* start Exercise input *

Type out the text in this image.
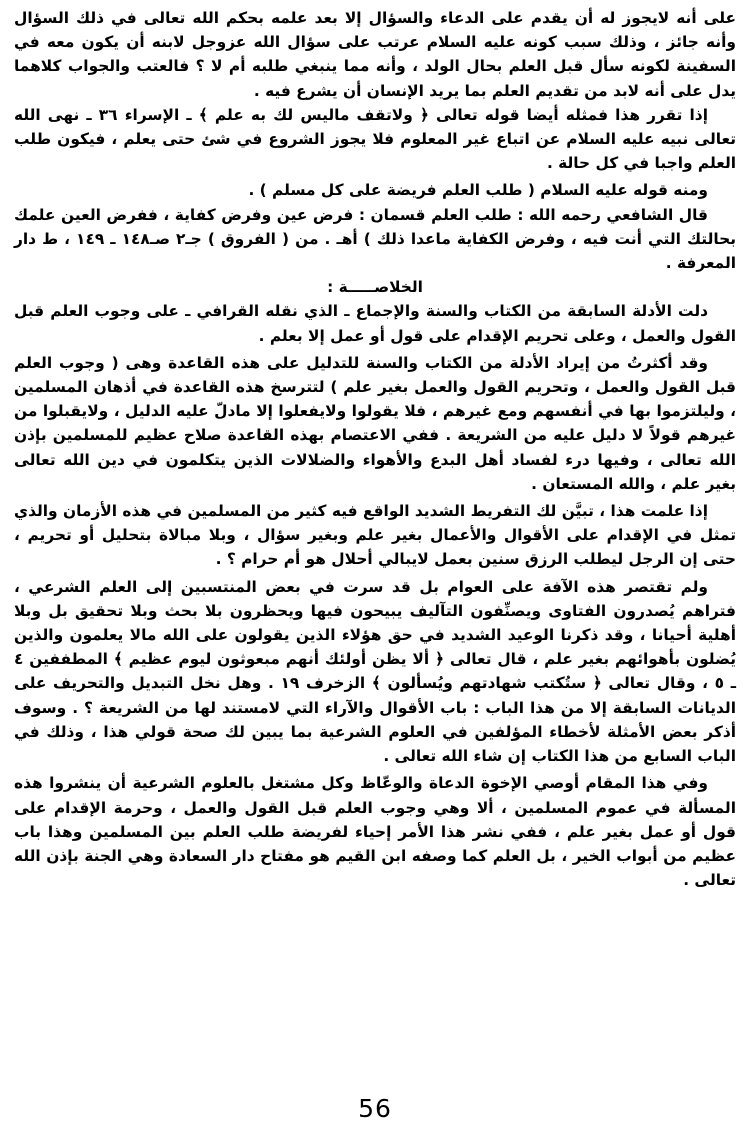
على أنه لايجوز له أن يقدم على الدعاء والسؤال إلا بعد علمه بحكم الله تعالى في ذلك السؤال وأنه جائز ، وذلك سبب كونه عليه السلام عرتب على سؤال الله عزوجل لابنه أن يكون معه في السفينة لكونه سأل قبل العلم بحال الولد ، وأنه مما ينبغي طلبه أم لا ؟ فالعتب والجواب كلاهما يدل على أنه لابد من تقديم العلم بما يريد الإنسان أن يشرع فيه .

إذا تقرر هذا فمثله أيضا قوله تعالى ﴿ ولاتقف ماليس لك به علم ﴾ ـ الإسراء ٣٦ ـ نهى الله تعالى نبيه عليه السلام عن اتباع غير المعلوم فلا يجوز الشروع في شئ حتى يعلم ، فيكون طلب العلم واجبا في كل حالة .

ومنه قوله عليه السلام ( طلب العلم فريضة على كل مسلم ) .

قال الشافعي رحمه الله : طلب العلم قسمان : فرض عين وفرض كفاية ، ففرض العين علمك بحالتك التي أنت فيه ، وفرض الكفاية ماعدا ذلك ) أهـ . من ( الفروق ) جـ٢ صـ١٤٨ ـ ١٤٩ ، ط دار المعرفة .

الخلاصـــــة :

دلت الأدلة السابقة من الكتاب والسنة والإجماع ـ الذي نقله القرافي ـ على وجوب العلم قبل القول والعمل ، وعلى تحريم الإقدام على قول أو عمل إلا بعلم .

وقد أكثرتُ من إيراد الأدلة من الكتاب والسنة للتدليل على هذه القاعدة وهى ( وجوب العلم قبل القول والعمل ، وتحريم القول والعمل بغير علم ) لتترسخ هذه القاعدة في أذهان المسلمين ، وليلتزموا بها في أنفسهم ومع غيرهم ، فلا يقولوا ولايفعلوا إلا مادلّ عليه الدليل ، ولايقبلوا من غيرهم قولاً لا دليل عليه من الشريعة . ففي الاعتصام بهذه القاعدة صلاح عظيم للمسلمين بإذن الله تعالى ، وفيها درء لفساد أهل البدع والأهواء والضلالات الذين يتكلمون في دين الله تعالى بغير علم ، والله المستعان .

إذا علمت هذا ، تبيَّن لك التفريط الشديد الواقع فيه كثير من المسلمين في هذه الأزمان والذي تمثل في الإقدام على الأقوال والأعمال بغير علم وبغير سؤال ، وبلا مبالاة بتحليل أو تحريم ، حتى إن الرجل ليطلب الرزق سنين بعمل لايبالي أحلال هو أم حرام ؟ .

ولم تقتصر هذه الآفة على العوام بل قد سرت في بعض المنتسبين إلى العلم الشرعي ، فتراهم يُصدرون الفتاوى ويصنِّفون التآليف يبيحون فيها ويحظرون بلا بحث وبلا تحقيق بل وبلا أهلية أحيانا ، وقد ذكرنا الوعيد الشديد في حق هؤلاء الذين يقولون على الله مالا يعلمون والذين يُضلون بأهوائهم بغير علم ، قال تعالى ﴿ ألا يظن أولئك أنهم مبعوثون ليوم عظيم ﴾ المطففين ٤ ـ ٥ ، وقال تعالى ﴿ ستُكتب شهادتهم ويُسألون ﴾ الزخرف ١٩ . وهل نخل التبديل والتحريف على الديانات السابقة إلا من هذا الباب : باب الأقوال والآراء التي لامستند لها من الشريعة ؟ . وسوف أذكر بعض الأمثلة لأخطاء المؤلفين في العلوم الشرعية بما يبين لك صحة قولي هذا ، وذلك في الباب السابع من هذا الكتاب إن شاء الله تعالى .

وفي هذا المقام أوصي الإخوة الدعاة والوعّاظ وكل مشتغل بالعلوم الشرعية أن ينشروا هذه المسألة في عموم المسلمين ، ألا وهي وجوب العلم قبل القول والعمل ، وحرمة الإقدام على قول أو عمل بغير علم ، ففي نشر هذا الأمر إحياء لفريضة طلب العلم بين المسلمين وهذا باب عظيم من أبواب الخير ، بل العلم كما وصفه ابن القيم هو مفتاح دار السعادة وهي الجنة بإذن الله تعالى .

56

* end Exercise input *
* start Exercise input *

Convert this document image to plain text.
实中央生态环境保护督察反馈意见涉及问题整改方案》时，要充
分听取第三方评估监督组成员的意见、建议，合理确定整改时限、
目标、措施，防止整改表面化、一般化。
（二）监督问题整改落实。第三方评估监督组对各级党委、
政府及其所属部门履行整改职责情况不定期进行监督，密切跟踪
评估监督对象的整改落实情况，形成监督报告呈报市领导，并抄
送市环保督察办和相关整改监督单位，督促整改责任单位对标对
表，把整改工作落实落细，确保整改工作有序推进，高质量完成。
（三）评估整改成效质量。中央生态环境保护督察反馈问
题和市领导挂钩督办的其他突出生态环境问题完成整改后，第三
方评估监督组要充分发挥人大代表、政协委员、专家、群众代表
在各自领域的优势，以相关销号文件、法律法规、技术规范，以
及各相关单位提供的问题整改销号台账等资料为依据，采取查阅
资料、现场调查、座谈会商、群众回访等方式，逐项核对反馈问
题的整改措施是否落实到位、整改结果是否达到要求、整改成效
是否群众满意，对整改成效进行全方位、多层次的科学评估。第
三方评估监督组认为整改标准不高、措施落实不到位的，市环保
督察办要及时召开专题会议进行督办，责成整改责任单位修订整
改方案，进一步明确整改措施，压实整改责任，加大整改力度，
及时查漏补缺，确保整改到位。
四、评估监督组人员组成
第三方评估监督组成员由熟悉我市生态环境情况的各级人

* end Exercise input *
* start Exercise input *

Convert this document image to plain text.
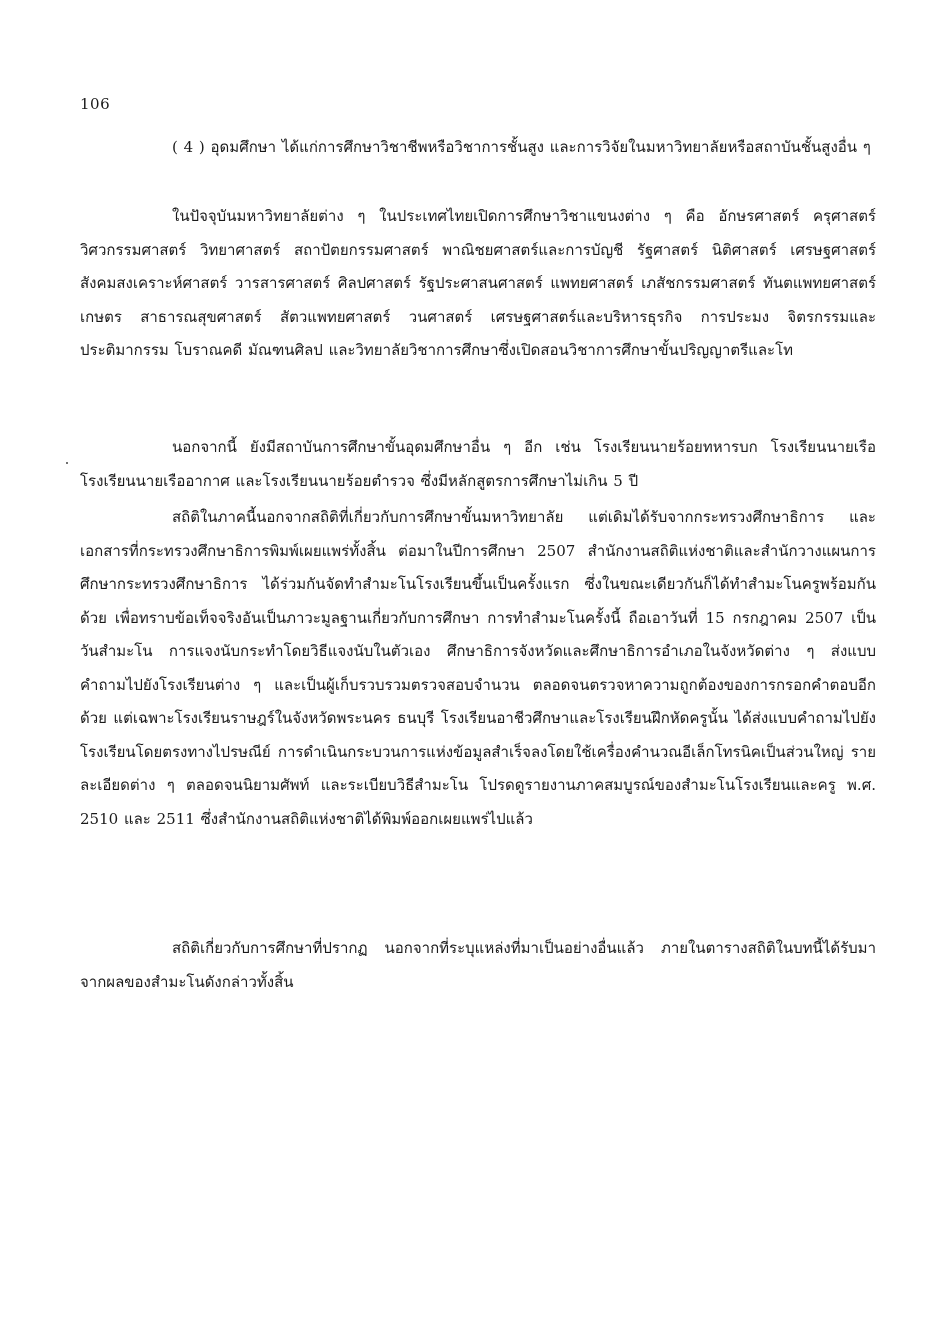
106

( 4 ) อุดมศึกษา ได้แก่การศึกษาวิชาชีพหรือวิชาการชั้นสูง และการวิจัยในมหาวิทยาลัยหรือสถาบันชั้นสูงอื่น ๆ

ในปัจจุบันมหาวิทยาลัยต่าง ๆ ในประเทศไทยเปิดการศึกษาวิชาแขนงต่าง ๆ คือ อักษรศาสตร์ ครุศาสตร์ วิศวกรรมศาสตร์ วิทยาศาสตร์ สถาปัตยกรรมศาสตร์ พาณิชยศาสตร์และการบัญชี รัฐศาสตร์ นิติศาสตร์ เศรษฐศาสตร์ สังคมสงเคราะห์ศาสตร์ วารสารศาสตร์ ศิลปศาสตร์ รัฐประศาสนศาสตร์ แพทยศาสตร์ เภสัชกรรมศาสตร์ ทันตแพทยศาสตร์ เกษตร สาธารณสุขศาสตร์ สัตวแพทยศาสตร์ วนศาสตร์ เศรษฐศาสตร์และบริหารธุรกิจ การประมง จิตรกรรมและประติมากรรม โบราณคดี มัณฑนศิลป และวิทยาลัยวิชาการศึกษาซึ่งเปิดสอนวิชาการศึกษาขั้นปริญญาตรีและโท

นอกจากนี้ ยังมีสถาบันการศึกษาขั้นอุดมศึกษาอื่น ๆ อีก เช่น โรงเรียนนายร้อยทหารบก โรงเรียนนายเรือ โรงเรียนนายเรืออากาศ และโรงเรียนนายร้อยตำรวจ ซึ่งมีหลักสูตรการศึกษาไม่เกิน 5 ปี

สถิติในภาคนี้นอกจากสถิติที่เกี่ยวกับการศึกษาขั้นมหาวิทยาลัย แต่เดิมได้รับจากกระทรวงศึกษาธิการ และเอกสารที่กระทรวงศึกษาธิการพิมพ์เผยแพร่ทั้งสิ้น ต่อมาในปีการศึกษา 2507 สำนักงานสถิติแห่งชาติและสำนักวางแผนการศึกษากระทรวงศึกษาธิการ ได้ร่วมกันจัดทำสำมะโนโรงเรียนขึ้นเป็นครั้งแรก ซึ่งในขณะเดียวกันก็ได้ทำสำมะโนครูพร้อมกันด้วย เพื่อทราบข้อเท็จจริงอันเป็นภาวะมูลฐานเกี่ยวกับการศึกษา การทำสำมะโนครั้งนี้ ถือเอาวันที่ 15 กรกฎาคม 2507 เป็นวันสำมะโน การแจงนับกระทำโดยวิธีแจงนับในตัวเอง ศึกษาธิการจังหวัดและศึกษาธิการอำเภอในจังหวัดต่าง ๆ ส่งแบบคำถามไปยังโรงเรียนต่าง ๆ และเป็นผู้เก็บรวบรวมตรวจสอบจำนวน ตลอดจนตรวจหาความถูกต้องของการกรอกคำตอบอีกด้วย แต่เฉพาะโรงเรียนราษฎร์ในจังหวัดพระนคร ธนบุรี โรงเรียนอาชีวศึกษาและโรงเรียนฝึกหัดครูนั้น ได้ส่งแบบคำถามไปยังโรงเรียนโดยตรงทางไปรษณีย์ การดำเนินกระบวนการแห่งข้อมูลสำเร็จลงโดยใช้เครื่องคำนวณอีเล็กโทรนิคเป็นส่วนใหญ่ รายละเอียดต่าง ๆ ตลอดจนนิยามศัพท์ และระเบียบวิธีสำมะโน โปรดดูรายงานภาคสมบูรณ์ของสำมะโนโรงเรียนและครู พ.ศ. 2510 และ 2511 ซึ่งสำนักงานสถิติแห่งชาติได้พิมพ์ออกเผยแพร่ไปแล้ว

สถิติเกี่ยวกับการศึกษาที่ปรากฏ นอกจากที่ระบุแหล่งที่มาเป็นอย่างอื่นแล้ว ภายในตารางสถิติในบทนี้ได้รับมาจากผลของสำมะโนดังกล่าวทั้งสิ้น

* end Exercise input *

What you have to do — Filter the listing above for the string "بإذن" and copy every matching line.

Task solution —
وقد أكثرتُ من إيراد الأدلة من الكتاب والسنة للتدليل على هذه القاعدة وهى ( وجوب العلم قبل القول والعمل ، وتحريم القول والعمل بغير علم ) لتترسخ هذه القاعدة في أذهان المسلمين ، وليلتزموا بها في أنفسهم ومع غيرهم ، فلا يقولوا ولايفعلوا إلا مادلّ عليه الدليل ، ولايقبلوا من غيرهم قولاً لا دليل عليه من الشريعة . ففي الاعتصام بهذه القاعدة صلاح عظيم للمسلمين بإذن الله تعالى ، وفيها درء لفساد أهل البدع والأهواء والضلالات الذين يتكلمون في دين الله تعالى بغير علم ، والله المستعان .
وفي هذا المقام أوصي الإخوة الدعاة والوعّاظ وكل مشتغل بالعلوم الشرعية أن ينشروا هذه المسألة في عموم المسلمين ، ألا وهي وجوب العلم قبل القول والعمل ، وحرمة الإقدام على قول أو عمل بغير علم ، ففي نشر هذا الأمر إحياء لفريضة طلب العلم بين المسلمين وهذا باب عظيم من أبواب الخير ، بل العلم كما وصفه ابن القيم هو مفتاح دار السعادة وهي الجنة بإذن الله تعالى .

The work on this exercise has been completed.